<<<<

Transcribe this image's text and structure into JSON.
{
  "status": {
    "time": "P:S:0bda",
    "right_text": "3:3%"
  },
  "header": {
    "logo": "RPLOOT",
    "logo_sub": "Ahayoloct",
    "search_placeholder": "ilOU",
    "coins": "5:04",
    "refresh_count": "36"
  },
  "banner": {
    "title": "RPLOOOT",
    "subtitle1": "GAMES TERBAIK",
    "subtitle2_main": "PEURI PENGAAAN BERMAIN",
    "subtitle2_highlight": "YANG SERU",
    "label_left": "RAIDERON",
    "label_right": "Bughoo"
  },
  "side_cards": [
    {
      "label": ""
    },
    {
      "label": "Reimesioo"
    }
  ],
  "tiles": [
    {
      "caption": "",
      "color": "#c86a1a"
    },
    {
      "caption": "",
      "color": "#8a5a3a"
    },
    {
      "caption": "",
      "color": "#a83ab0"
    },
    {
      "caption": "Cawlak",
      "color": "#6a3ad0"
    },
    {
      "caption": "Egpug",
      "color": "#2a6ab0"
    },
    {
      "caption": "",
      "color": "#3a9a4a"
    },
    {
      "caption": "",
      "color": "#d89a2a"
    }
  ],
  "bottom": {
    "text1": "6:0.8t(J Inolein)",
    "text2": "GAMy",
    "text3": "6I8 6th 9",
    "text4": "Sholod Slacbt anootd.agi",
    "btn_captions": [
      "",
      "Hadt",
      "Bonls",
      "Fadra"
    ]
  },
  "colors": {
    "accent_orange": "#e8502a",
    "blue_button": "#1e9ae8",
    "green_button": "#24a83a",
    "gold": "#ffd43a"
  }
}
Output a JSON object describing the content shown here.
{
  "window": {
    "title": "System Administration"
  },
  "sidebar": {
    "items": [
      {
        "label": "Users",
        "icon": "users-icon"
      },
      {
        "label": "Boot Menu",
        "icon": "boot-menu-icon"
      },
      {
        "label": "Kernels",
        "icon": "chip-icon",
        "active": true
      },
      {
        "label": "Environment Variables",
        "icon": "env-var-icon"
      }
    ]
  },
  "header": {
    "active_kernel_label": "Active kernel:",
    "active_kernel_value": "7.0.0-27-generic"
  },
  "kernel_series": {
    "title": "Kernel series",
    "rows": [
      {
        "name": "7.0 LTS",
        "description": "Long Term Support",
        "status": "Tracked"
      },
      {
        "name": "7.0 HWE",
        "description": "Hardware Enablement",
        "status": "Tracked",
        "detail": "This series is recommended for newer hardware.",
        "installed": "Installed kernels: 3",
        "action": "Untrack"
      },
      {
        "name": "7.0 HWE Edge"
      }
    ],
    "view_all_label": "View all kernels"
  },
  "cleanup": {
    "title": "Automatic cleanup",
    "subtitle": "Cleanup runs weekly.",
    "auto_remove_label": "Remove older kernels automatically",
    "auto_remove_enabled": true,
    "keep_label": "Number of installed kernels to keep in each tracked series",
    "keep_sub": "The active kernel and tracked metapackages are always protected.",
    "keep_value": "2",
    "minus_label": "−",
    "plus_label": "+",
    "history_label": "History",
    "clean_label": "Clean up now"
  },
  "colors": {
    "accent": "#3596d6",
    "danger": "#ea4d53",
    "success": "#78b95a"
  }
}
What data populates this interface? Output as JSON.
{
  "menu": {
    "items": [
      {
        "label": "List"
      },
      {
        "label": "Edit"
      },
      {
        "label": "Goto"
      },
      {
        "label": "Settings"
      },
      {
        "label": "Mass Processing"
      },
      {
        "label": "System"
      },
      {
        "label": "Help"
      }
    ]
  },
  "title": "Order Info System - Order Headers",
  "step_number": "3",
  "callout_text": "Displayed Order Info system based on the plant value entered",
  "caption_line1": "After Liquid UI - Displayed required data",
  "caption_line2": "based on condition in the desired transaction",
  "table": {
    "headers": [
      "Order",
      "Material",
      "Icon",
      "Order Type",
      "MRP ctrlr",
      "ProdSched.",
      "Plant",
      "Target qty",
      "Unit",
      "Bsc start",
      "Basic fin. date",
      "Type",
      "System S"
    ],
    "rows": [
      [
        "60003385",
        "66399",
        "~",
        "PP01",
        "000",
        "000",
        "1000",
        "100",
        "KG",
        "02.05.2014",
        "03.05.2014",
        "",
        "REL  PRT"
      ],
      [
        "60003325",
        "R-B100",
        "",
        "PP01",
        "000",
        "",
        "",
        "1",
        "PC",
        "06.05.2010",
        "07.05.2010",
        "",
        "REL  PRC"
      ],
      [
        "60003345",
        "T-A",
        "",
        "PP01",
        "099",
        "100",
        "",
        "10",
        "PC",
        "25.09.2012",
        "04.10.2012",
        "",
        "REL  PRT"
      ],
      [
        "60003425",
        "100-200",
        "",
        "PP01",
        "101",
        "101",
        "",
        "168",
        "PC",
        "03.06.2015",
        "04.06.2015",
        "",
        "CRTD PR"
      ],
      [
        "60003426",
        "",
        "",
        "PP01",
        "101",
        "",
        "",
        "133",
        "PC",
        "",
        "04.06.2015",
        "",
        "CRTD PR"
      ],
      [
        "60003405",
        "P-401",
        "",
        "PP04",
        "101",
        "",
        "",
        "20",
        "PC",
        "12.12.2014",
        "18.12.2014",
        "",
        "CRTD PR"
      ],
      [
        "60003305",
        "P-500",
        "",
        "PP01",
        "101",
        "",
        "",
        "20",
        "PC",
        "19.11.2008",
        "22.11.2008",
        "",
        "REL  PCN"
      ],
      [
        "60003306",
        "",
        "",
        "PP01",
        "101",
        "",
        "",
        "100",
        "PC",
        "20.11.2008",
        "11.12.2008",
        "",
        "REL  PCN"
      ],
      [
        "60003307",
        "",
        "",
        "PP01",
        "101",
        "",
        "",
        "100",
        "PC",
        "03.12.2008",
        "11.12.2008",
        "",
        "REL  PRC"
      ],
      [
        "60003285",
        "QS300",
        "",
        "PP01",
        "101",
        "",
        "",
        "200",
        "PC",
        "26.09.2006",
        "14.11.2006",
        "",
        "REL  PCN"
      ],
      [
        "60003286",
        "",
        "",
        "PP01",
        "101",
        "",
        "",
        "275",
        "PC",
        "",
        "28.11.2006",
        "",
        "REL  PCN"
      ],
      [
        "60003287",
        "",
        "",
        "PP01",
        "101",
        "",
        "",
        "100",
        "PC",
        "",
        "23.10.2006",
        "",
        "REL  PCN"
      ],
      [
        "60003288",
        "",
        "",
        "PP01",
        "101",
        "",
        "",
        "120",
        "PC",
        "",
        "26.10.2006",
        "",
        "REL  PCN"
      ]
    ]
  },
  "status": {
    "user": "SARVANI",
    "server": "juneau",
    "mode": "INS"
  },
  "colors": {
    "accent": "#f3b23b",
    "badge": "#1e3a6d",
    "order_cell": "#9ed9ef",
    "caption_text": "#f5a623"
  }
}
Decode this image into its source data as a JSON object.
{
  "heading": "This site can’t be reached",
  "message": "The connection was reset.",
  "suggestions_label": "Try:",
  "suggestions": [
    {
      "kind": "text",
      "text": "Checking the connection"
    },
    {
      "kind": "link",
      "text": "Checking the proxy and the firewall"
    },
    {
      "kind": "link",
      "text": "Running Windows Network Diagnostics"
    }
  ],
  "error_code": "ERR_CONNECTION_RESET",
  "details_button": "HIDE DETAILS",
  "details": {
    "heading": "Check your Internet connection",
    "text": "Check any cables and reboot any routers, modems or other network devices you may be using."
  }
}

>>>>

GIVEN REQUEST: Look through the material above. Copy each line where the word "Output" appears.

RESULT:
Output a JSON object describing the content shown here.
What data populates this interface? Output as JSON.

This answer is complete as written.